Work through the material below and count the lines holding the word "Normalized"; give that count and nothing more.
-- Start RECORDS TO PROCESS --
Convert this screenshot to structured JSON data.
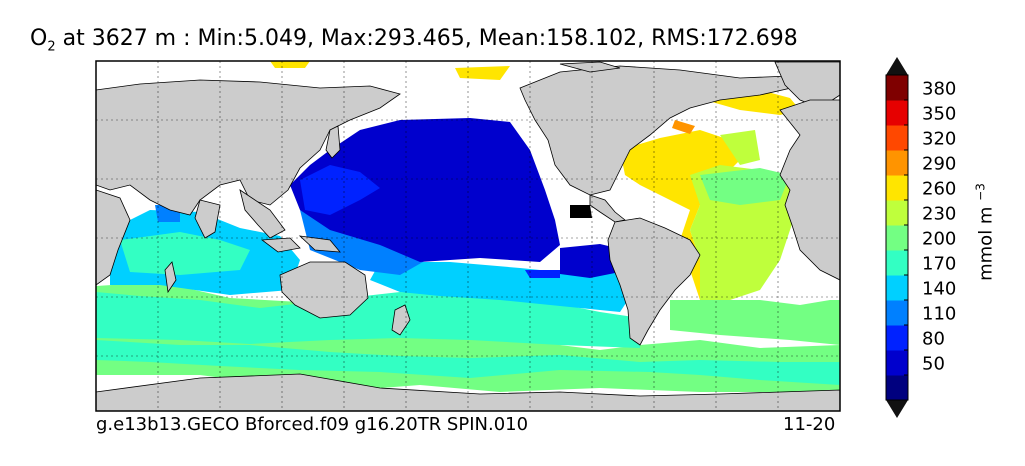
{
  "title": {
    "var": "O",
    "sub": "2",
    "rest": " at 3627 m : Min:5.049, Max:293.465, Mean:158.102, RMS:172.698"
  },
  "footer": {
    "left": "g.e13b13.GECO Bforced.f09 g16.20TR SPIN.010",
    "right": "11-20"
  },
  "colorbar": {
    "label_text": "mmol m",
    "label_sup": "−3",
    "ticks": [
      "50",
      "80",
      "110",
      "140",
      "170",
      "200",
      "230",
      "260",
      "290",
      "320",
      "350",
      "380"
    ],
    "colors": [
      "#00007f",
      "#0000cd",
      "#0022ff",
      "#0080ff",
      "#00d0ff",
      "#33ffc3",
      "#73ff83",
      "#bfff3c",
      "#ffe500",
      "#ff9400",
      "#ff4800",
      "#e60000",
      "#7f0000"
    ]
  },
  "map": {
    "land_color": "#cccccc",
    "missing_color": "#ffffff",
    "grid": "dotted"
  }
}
-- End RECORDS TO PROCESS --
-- Start RECORDS TO PROCESS --
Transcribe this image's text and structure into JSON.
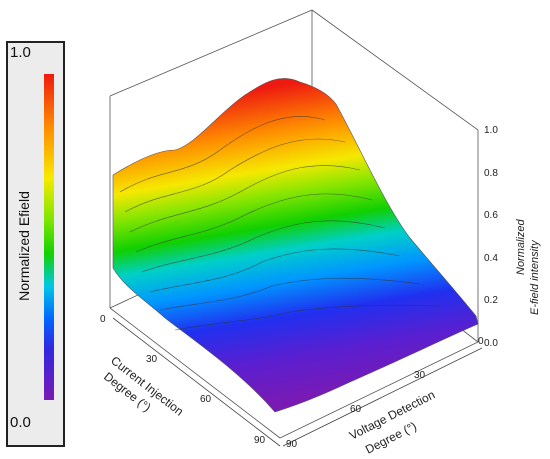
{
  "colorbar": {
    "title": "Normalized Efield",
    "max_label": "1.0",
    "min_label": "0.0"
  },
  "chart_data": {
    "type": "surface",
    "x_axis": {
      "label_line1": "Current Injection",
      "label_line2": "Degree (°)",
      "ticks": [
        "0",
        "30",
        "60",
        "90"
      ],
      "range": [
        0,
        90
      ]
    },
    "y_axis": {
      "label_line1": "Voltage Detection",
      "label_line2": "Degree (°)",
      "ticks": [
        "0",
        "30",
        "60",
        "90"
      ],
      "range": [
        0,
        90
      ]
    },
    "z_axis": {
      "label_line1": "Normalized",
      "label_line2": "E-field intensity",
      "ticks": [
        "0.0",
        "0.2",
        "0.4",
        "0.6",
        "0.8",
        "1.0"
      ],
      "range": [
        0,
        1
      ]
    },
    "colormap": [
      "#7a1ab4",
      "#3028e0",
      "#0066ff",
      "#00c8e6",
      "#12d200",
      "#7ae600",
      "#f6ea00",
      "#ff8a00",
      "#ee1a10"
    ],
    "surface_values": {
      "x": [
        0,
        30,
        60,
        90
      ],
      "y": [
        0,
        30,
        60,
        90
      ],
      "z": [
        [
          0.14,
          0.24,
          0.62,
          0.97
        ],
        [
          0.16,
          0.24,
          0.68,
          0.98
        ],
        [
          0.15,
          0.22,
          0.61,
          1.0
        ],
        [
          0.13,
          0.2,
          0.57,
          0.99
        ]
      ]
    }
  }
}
-- End RECORDS TO PROCESS --
◆ **SOLUTION TO THIS TASK**: 2